- [Exercise material]
▽

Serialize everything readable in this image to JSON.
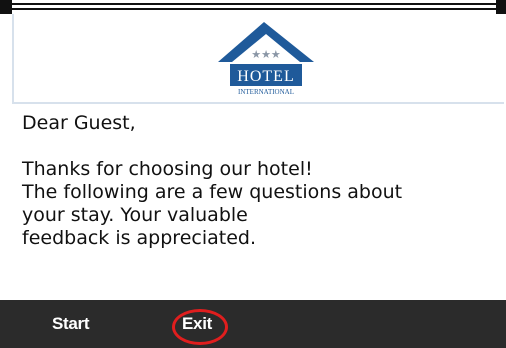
{
  "logo": {
    "icon": "hotel-mountain-logo",
    "brand_text": "HOTEL",
    "sub_text": "INTERNATIONAL",
    "stars": "★★★",
    "colors": {
      "mountain": "#1f5a9a",
      "banner": "#1f5a9a",
      "text": "#ffffff"
    }
  },
  "message": {
    "greeting": "Dear Guest,",
    "lines": [
      "Thanks for choosing our hotel!",
      "The following are a few questions about",
      "your stay. Your valuable",
      "feedback is appreciated."
    ]
  },
  "actions": {
    "start_label": "Start",
    "exit_label": "Exit"
  },
  "colors": {
    "bottom_bar": "#2b2b2b",
    "highlight": "#e01e1e"
  }
}
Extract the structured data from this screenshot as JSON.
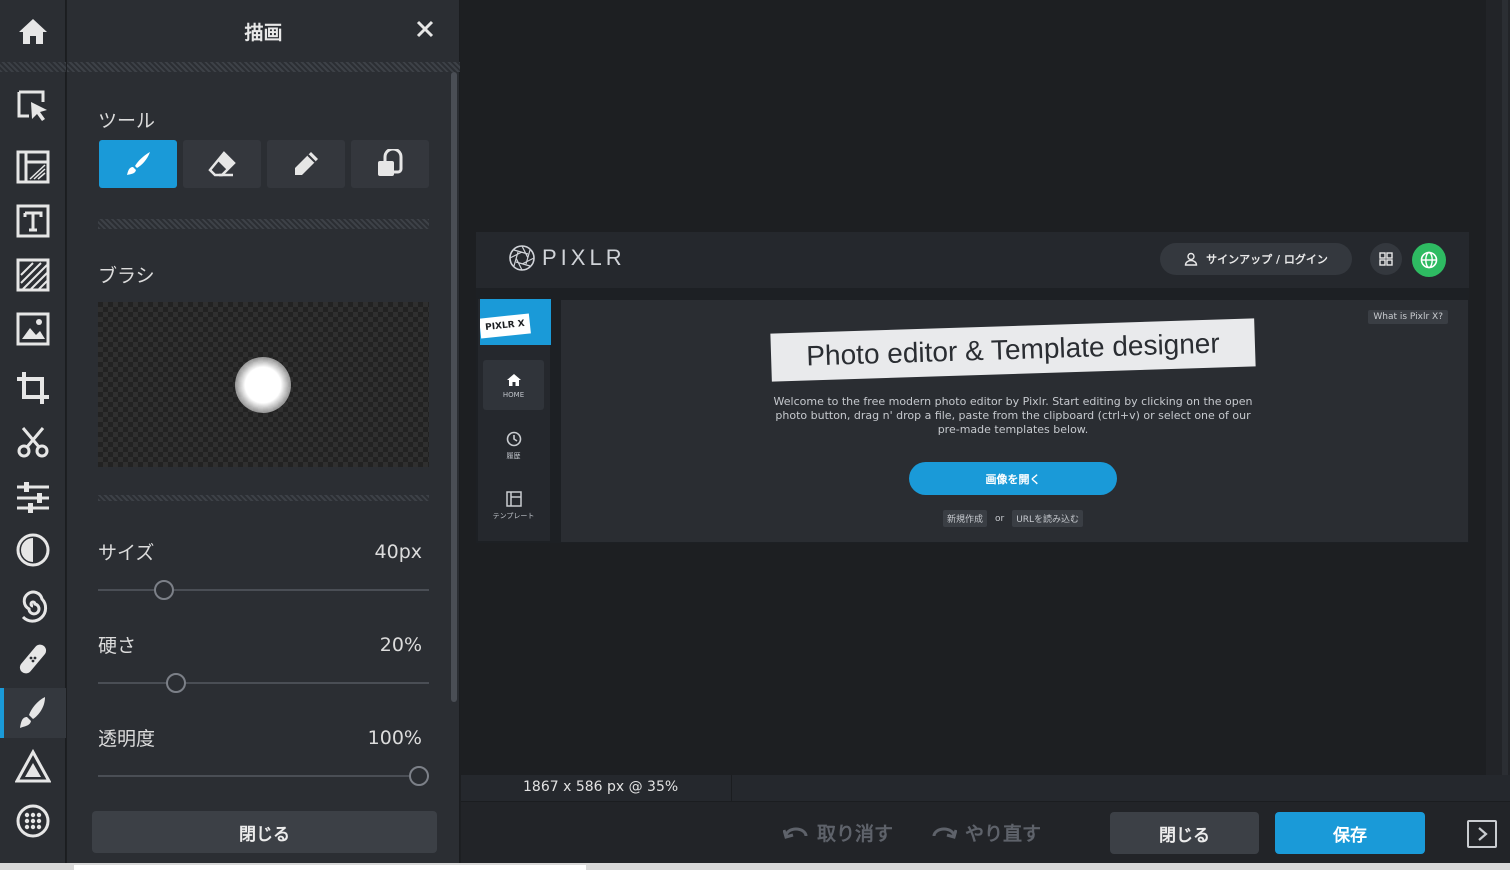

△

- [Requirement] Every record gets retyped exactly; no picture goes into the copy.

- [Written response]
Serialize everything readable in this image to JSON.
{
  "logo": {
    "icon": "hotel-mountain-logo",
    "brand_text": "HOTEL",
    "sub_text": "INTERNATIONAL",
    "stars": "★★★",
    "colors": {
      "mountain": "#1f5a9a",
      "banner": "#1f5a9a",
      "text": "#ffffff"
    }
  },
  "message": {
    "greeting": "Dear Guest,",
    "lines": [
      "Thanks for choosing our hotel!",
      "The following are a few questions about",
      "your stay. Your valuable",
      "feedback is appreciated."
    ]
  },
  "actions": {
    "start_label": "Start",
    "exit_label": "Exit"
  },
  "colors": {
    "bottom_bar": "#2b2b2b",
    "highlight": "#e01e1e"
  }
}
Extract the structured data from this screenshot as JSON.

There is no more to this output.